Transcribe each line exactly.

(Dataset listings of figures)
--- --- ---
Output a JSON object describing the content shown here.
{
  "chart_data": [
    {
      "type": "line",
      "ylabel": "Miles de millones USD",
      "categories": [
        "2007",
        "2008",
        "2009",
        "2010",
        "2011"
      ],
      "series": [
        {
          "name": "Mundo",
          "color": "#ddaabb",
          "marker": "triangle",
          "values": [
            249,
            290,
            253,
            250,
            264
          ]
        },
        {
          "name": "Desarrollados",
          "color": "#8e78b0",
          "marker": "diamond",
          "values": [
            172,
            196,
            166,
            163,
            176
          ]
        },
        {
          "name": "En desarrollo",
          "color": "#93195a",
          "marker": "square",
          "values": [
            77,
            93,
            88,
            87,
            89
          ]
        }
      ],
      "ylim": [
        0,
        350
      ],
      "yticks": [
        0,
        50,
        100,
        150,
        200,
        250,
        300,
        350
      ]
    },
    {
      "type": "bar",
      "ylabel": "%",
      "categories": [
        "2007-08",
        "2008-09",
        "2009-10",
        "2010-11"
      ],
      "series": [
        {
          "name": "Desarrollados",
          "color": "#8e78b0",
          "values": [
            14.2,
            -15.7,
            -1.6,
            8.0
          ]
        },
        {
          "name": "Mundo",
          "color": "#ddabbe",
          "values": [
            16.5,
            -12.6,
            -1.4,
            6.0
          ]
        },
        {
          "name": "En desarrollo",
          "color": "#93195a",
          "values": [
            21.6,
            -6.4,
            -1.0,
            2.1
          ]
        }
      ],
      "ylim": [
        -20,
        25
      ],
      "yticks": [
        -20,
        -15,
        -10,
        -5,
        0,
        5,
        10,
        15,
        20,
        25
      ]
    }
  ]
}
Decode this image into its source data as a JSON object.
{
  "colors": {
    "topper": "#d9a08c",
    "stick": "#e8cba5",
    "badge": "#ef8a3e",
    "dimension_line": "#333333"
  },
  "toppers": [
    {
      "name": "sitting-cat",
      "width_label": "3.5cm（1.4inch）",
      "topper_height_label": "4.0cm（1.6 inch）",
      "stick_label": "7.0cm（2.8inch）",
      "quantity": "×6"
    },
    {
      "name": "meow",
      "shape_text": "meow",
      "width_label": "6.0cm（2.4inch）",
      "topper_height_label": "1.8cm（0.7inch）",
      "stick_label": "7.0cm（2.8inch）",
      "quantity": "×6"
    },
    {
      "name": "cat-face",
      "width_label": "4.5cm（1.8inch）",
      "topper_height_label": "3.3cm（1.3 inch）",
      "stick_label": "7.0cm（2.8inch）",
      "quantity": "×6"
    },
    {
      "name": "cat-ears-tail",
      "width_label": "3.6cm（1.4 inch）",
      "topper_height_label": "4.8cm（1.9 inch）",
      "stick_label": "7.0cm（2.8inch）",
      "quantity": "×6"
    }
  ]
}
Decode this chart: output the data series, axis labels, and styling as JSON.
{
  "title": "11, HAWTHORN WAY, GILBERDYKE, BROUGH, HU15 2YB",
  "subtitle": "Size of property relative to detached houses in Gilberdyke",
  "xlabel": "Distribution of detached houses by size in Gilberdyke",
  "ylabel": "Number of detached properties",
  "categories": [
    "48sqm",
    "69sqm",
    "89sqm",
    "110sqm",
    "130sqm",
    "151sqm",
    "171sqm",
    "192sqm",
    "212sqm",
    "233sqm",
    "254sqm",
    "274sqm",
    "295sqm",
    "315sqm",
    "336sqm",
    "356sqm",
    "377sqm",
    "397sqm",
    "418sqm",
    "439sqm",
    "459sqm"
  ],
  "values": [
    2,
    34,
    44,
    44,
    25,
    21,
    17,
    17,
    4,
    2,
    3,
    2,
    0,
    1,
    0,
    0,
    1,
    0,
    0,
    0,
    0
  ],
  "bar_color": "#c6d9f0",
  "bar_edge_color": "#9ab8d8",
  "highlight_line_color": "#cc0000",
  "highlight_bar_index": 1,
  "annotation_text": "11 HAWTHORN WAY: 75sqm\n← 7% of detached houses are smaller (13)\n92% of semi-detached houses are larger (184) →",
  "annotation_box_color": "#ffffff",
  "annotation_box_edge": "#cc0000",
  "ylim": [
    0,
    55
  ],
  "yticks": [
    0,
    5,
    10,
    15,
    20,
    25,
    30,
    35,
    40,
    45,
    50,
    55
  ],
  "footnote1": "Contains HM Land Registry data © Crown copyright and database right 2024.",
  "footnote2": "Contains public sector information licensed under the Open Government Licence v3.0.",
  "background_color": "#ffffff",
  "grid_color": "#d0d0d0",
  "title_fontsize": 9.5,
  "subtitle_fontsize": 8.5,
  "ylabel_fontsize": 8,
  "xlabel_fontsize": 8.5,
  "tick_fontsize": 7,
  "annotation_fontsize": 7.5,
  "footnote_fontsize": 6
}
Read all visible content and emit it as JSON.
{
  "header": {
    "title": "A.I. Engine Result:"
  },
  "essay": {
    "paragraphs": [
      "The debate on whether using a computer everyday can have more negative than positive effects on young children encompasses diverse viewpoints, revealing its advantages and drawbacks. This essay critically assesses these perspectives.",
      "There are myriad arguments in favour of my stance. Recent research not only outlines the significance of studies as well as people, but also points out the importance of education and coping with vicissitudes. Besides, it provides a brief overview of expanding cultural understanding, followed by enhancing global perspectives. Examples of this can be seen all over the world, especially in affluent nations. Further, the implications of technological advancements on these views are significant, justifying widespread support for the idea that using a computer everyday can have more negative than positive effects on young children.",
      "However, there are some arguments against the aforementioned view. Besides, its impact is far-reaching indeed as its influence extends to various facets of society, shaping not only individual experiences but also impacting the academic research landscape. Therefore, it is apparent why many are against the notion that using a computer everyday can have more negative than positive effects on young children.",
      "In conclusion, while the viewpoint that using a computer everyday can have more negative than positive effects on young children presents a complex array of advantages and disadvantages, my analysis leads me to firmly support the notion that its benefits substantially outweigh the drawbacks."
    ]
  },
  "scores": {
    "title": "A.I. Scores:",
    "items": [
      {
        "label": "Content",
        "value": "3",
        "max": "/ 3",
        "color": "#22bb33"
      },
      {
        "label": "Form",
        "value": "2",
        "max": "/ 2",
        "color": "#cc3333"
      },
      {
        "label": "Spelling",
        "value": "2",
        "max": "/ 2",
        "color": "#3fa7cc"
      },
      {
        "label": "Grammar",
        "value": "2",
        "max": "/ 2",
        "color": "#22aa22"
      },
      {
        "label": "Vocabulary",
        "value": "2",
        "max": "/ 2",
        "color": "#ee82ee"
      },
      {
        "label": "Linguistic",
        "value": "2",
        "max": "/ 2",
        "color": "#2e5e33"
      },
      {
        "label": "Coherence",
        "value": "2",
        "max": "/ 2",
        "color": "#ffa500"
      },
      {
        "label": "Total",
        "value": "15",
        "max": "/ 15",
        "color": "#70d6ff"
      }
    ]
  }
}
--- --- ---
Written answer
Output a JSON object describing the content shown here.
{
  "chart_data": [
    {
      "type": "line",
      "ylabel": "Miles de millones USD",
      "categories": [
        "2007",
        "2008",
        "2009",
        "2010",
        "2011"
      ],
      "series": [
        {
          "name": "Mundo",
          "color": "#ddaabb",
          "marker": "triangle",
          "values": [
            249,
            290,
            253,
            250,
            264
          ]
        },
        {
          "name": "Desarrollados",
          "color": "#8e78b0",
          "marker": "diamond",
          "values": [
            172,
            196,
            166,
            163,
            176
          ]
        },
        {
          "name": "En desarrollo",
          "color": "#93195a",
          "marker": "square",
          "values": [
            77,
            93,
            88,
            87,
            89
          ]
        }
      ],
      "ylim": [
        0,
        350
      ],
      "yticks": [
        0,
        50,
        100,
        150,
        200,
        250,
        300,
        350
      ]
    },
    {
      "type": "bar",
      "ylabel": "%",
      "categories": [
        "2007-08",
        "2008-09",
        "2009-10",
        "2010-11"
      ],
      "series": [
        {
          "name": "Desarrollados",
          "color": "#8e78b0",
          "values": [
            14.2,
            -15.7,
            -1.6,
            8.0
          ]
        },
        {
          "name": "Mundo",
          "color": "#ddabbe",
          "values": [
            16.5,
            -12.6,
            -1.4,
            6.0
          ]
        },
        {
          "name": "En desarrollo",
          "color": "#93195a",
          "values": [
            21.6,
            -6.4,
            -1.0,
            2.1
          ]
        }
      ],
      "ylim": [
        -20,
        25
      ],
      "yticks": [
        -20,
        -15,
        -10,
        -5,
        0,
        5,
        10,
        15,
        20,
        25
      ]
    }
  ]
}
Decode this image into its source data as a JSON object.
{
  "colors": {
    "topper": "#d9a08c",
    "stick": "#e8cba5",
    "badge": "#ef8a3e",
    "dimension_line": "#333333"
  },
  "toppers": [
    {
      "name": "sitting-cat",
      "width_label": "3.5cm（1.4inch）",
      "topper_height_label": "4.0cm（1.6 inch）",
      "stick_label": "7.0cm（2.8inch）",
      "quantity": "×6"
    },
    {
      "name": "meow",
      "shape_text": "meow",
      "width_label": "6.0cm（2.4inch）",
      "topper_height_label": "1.8cm（0.7inch）",
      "stick_label": "7.0cm（2.8inch）",
      "quantity": "×6"
    },
    {
      "name": "cat-face",
      "width_label": "4.5cm（1.8inch）",
      "topper_height_label": "3.3cm（1.3 inch）",
      "stick_label": "7.0cm（2.8inch）",
      "quantity": "×6"
    },
    {
      "name": "cat-ears-tail",
      "width_label": "3.6cm（1.4 inch）",
      "topper_height_label": "4.8cm（1.9 inch）",
      "stick_label": "7.0cm（2.8inch）",
      "quantity": "×6"
    }
  ]
}
Decode this chart: output the data series, axis labels, and styling as JSON.
{
  "title": "11, HAWTHORN WAY, GILBERDYKE, BROUGH, HU15 2YB",
  "subtitle": "Size of property relative to detached houses in Gilberdyke",
  "xlabel": "Distribution of detached houses by size in Gilberdyke",
  "ylabel": "Number of detached properties",
  "categories": [
    "48sqm",
    "69sqm",
    "89sqm",
    "110sqm",
    "130sqm",
    "151sqm",
    "171sqm",
    "192sqm",
    "212sqm",
    "233sqm",
    "254sqm",
    "274sqm",
    "295sqm",
    "315sqm",
    "336sqm",
    "356sqm",
    "377sqm",
    "397sqm",
    "418sqm",
    "439sqm",
    "459sqm"
  ],
  "values": [
    2,
    34,
    44,
    44,
    25,
    21,
    17,
    17,
    4,
    2,
    3,
    2,
    0,
    1,
    0,
    0,
    1,
    0,
    0,
    0,
    0
  ],
  "bar_color": "#c6d9f0",
  "bar_edge_color": "#9ab8d8",
  "highlight_line_color": "#cc0000",
  "highlight_bar_index": 1,
  "annotation_text": "11 HAWTHORN WAY: 75sqm\n← 7% of detached houses are smaller (13)\n92% of semi-detached houses are larger (184) →",
  "annotation_box_color": "#ffffff",
  "annotation_box_edge": "#cc0000",
  "ylim": [
    0,
    55
  ],
  "yticks": [
    0,
    5,
    10,
    15,
    20,
    25,
    30,
    35,
    40,
    45,
    50,
    55
  ],
  "footnote1": "Contains HM Land Registry data © Crown copyright and database right 2024.",
  "footnote2": "Contains public sector information licensed under the Open Government Licence v3.0.",
  "background_color": "#ffffff",
  "grid_color": "#d0d0d0",
  "title_fontsize": 9.5,
  "subtitle_fontsize": 8.5,
  "ylabel_fontsize": 8,
  "xlabel_fontsize": 8.5,
  "tick_fontsize": 7,
  "annotation_fontsize": 7.5,
  "footnote_fontsize": 6
}
Read all visible content and emit it as JSON.
{
  "header": {
    "title": "A.I. Engine Result:"
  },
  "essay": {
    "paragraphs": [
      "The debate on whether using a computer everyday can have more negative than positive effects on young children encompasses diverse viewpoints, revealing its advantages and drawbacks. This essay critically assesses these perspectives.",
      "There are myriad arguments in favour of my stance. Recent research not only outlines the significance of studies as well as people, but also points out the importance of education and coping with vicissitudes. Besides, it provides a brief overview of expanding cultural understanding, followed by enhancing global perspectives. Examples of this can be seen all over the world, especially in affluent nations. Further, the implications of technological advancements on these views are significant, justifying widespread support for the idea that using a computer everyday can have more negative than positive effects on young children.",
      "However, there are some arguments against the aforementioned view. Besides, its impact is far-reaching indeed as its influence extends to various facets of society, shaping not only individual experiences but also impacting the academic research landscape. Therefore, it is apparent why many are against the notion that using a computer everyday can have more negative than positive effects on young children.",
      "In conclusion, while the viewpoint that using a computer everyday can have more negative than positive effects on young children presents a complex array of advantages and disadvantages, my analysis leads me to firmly support the notion that its benefits substantially outweigh the drawbacks."
    ]
  },
  "scores": {
    "title": "A.I. Scores:",
    "items": [
      {
        "label": "Content",
        "value": "3",
        "max": "/ 3",
        "color": "#22bb33"
      },
      {
        "label": "Form",
        "value": "2",
        "max": "/ 2",
        "color": "#cc3333"
      },
      {
        "label": "Spelling",
        "value": "2",
        "max": "/ 2",
        "color": "#3fa7cc"
      },
      {
        "label": "Grammar",
        "value": "2",
        "max": "/ 2",
        "color": "#22aa22"
      },
      {
        "label": "Vocabulary",
        "value": "2",
        "max": "/ 2",
        "color": "#ee82ee"
      },
      {
        "label": "Linguistic",
        "value": "2",
        "max": "/ 2",
        "color": "#2e5e33"
      },
      {
        "label": "Coherence",
        "value": "2",
        "max": "/ 2",
        "color": "#ffa500"
      },
      {
        "label": "Total",
        "value": "15",
        "max": "/ 15",
        "color": "#70d6ff"
      }
    ]
  }
}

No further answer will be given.